__Problem requirements__: Give the number of lines in this listing that contain "size", with no other words.

__Data for processing__:
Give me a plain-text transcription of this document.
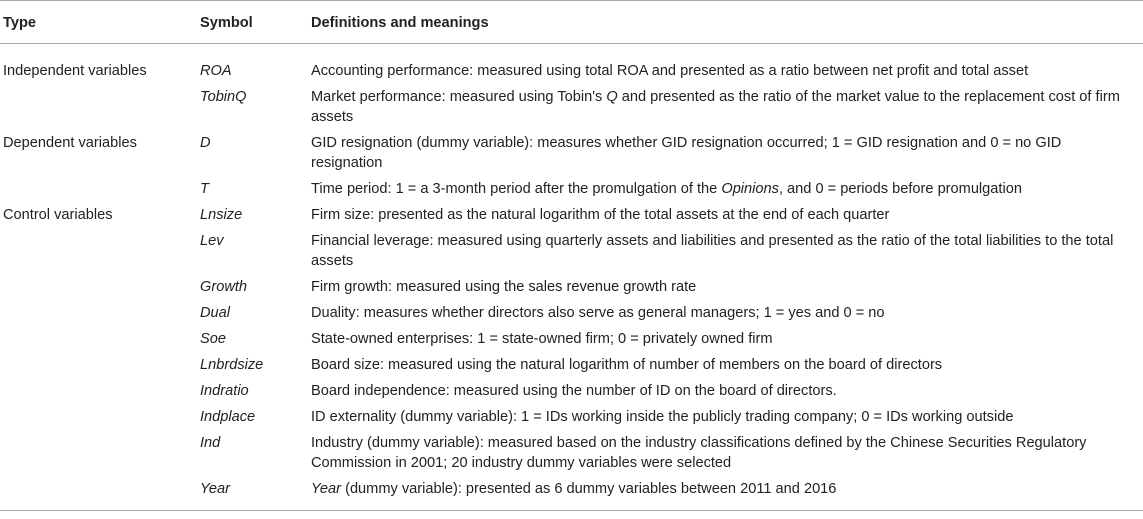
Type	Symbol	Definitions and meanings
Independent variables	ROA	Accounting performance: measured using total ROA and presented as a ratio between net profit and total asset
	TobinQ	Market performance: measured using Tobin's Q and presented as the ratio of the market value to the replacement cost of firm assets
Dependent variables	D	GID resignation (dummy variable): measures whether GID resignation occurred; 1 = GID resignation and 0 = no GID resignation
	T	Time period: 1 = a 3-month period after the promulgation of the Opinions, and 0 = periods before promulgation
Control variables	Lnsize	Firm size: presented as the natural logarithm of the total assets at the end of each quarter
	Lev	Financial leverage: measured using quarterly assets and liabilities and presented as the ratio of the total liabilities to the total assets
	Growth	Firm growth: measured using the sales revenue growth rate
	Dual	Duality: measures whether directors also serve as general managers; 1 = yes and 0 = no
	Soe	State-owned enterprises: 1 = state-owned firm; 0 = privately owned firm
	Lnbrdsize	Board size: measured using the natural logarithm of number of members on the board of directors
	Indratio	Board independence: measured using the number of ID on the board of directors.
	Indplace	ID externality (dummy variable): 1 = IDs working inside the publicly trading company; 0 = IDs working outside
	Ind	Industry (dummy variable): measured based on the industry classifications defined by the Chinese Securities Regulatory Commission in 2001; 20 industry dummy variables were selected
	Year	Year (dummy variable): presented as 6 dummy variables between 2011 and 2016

* * *

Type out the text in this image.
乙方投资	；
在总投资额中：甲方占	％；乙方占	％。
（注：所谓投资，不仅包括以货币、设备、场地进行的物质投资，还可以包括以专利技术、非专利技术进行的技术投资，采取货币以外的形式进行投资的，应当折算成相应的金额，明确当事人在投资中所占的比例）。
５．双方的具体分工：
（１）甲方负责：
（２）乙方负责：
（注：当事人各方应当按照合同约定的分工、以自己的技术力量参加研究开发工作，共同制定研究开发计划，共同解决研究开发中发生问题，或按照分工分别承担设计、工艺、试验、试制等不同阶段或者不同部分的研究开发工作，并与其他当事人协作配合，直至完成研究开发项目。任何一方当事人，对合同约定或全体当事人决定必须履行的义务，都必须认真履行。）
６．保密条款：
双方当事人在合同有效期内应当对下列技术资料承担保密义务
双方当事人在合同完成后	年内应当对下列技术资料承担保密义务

__Response to this exercise__: 2